Written task:
Below is some material; transcribe all of it exactly.

+++ Working data +++

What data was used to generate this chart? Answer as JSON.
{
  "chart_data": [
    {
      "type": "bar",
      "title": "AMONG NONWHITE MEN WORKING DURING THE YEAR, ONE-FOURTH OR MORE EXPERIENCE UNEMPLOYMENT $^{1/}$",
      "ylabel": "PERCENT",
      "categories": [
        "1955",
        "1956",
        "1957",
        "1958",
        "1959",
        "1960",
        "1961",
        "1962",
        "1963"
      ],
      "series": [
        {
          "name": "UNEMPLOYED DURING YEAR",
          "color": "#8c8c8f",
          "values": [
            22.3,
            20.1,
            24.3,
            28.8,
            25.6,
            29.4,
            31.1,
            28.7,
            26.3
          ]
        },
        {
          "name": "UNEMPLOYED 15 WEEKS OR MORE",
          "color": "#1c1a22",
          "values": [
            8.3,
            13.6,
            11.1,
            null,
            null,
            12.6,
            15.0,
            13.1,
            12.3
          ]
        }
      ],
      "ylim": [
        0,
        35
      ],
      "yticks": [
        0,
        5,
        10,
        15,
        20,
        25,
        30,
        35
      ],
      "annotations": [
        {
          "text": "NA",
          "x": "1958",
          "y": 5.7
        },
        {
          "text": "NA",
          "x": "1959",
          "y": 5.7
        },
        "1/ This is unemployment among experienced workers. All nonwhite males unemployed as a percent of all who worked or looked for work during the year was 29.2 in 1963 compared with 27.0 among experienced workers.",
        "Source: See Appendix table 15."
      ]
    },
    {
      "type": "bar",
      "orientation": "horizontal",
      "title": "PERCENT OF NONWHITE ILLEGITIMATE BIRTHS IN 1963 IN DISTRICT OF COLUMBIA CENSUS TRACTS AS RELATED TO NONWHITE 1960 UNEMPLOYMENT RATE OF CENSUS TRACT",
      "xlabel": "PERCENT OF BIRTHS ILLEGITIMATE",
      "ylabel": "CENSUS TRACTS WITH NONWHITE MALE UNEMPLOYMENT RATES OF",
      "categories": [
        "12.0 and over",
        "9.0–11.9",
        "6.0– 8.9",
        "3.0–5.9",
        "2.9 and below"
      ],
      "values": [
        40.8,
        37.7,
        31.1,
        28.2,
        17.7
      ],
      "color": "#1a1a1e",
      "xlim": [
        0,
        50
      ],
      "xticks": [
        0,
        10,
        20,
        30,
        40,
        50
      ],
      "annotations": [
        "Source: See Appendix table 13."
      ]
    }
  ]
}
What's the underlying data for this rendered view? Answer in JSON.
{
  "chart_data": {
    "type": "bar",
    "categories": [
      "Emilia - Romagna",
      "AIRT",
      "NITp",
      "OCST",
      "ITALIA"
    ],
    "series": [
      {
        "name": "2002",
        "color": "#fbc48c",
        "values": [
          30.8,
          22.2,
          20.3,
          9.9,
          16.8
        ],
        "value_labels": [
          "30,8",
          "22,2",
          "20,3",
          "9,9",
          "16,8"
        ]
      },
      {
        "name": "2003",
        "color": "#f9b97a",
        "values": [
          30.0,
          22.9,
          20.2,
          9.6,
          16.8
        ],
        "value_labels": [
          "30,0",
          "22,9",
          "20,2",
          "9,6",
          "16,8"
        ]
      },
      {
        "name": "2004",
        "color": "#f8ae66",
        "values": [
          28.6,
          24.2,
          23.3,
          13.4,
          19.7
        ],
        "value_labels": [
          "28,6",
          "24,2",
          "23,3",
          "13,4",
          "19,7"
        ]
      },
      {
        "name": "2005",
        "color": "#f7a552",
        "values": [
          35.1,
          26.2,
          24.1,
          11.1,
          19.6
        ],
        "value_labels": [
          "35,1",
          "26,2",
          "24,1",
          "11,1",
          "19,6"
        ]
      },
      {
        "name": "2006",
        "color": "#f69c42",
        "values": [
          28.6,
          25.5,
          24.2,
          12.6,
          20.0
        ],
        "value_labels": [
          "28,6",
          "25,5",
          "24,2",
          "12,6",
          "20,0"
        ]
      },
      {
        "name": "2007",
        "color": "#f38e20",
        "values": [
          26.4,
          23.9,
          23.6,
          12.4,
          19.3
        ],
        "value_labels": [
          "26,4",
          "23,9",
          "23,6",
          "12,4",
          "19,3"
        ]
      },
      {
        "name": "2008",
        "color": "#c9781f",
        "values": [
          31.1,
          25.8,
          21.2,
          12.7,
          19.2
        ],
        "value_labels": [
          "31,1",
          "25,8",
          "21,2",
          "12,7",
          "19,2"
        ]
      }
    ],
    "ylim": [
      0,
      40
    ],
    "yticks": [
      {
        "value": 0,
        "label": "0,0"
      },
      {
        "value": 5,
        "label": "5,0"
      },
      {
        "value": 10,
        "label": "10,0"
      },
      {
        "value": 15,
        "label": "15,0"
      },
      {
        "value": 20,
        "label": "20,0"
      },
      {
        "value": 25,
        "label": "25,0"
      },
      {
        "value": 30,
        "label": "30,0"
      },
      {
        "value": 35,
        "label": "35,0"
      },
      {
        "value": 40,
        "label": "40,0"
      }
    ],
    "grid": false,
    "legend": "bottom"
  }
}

+++

Output of the exercise:
What data was used to generate this chart? Answer as JSON.
{
  "chart_data": [
    {
      "type": "bar",
      "title": "AMONG NONWHITE MEN WORKING DURING THE YEAR, ONE-FOURTH OR MORE EXPERIENCE UNEMPLOYMENT $^{1/}$",
      "ylabel": "PERCENT",
      "categories": [
        "1955",
        "1956",
        "1957",
        "1958",
        "1959",
        "1960",
        "1961",
        "1962",
        "1963"
      ],
      "series": [
        {
          "name": "UNEMPLOYED DURING YEAR",
          "color": "#8c8c8f",
          "values": [
            22.3,
            20.1,
            24.3,
            28.8,
            25.6,
            29.4,
            31.1,
            28.7,
            26.3
          ]
        },
        {
          "name": "UNEMPLOYED 15 WEEKS OR MORE",
          "color": "#1c1a22",
          "values": [
            8.3,
            13.6,
            11.1,
            null,
            null,
            12.6,
            15.0,
            13.1,
            12.3
          ]
        }
      ],
      "ylim": [
        0,
        35
      ],
      "yticks": [
        0,
        5,
        10,
        15,
        20,
        25,
        30,
        35
      ],
      "annotations": [
        {
          "text": "NA",
          "x": "1958",
          "y": 5.7
        },
        {
          "text": "NA",
          "x": "1959",
          "y": 5.7
        },
        "1/ This is unemployment among experienced workers. All nonwhite males unemployed as a percent of all who worked or looked for work during the year was 29.2 in 1963 compared with 27.0 among experienced workers.",
        "Source: See Appendix table 15."
      ]
    },
    {
      "type": "bar",
      "orientation": "horizontal",
      "title": "PERCENT OF NONWHITE ILLEGITIMATE BIRTHS IN 1963 IN DISTRICT OF COLUMBIA CENSUS TRACTS AS RELATED TO NONWHITE 1960 UNEMPLOYMENT RATE OF CENSUS TRACT",
      "xlabel": "PERCENT OF BIRTHS ILLEGITIMATE",
      "ylabel": "CENSUS TRACTS WITH NONWHITE MALE UNEMPLOYMENT RATES OF",
      "categories": [
        "12.0 and over",
        "9.0–11.9",
        "6.0– 8.9",
        "3.0–5.9",
        "2.9 and below"
      ],
      "values": [
        40.8,
        37.7,
        31.1,
        28.2,
        17.7
      ],
      "color": "#1a1a1e",
      "xlim": [
        0,
        50
      ],
      "xticks": [
        0,
        10,
        20,
        30,
        40,
        50
      ],
      "annotations": [
        "Source: See Appendix table 13."
      ]
    }
  ]
}
What's the underlying data for this rendered view? Answer in JSON.
{
  "chart_data": {
    "type": "bar",
    "categories": [
      "Emilia - Romagna",
      "AIRT",
      "NITp",
      "OCST",
      "ITALIA"
    ],
    "series": [
      {
        "name": "2002",
        "color": "#fbc48c",
        "values": [
          30.8,
          22.2,
          20.3,
          9.9,
          16.8
        ],
        "value_labels": [
          "30,8",
          "22,2",
          "20,3",
          "9,9",
          "16,8"
        ]
      },
      {
        "name": "2003",
        "color": "#f9b97a",
        "values": [
          30.0,
          22.9,
          20.2,
          9.6,
          16.8
        ],
        "value_labels": [
          "30,0",
          "22,9",
          "20,2",
          "9,6",
          "16,8"
        ]
      },
      {
        "name": "2004",
        "color": "#f8ae66",
        "values": [
          28.6,
          24.2,
          23.3,
          13.4,
          19.7
        ],
        "value_labels": [
          "28,6",
          "24,2",
          "23,3",
          "13,4",
          "19,7"
        ]
      },
      {
        "name": "2005",
        "color": "#f7a552",
        "values": [
          35.1,
          26.2,
          24.1,
          11.1,
          19.6
        ],
        "value_labels": [
          "35,1",
          "26,2",
          "24,1",
          "11,1",
          "19,6"
        ]
      },
      {
        "name": "2006",
        "color": "#f69c42",
        "values": [
          28.6,
          25.5,
          24.2,
          12.6,
          20.0
        ],
        "value_labels": [
          "28,6",
          "25,5",
          "24,2",
          "12,6",
          "20,0"
        ]
      },
      {
        "name": "2007",
        "color": "#f38e20",
        "values": [
          26.4,
          23.9,
          23.6,
          12.4,
          19.3
        ],
        "value_labels": [
          "26,4",
          "23,9",
          "23,6",
          "12,4",
          "19,3"
        ]
      },
      {
        "name": "2008",
        "color": "#c9781f",
        "values": [
          31.1,
          25.8,
          21.2,
          12.7,
          19.2
        ],
        "value_labels": [
          "31,1",
          "25,8",
          "21,2",
          "12,7",
          "19,2"
        ]
      }
    ],
    "ylim": [
      0,
      40
    ],
    "yticks": [
      {
        "value": 0,
        "label": "0,0"
      },
      {
        "value": 5,
        "label": "5,0"
      },
      {
        "value": 10,
        "label": "10,0"
      },
      {
        "value": 15,
        "label": "15,0"
      },
      {
        "value": 20,
        "label": "20,0"
      },
      {
        "value": 25,
        "label": "25,0"
      },
      {
        "value": 30,
        "label": "30,0"
      },
      {
        "value": 35,
        "label": "35,0"
      },
      {
        "value": 40,
        "label": "40,0"
      }
    ],
    "grid": false,
    "legend": "bottom"
  }
}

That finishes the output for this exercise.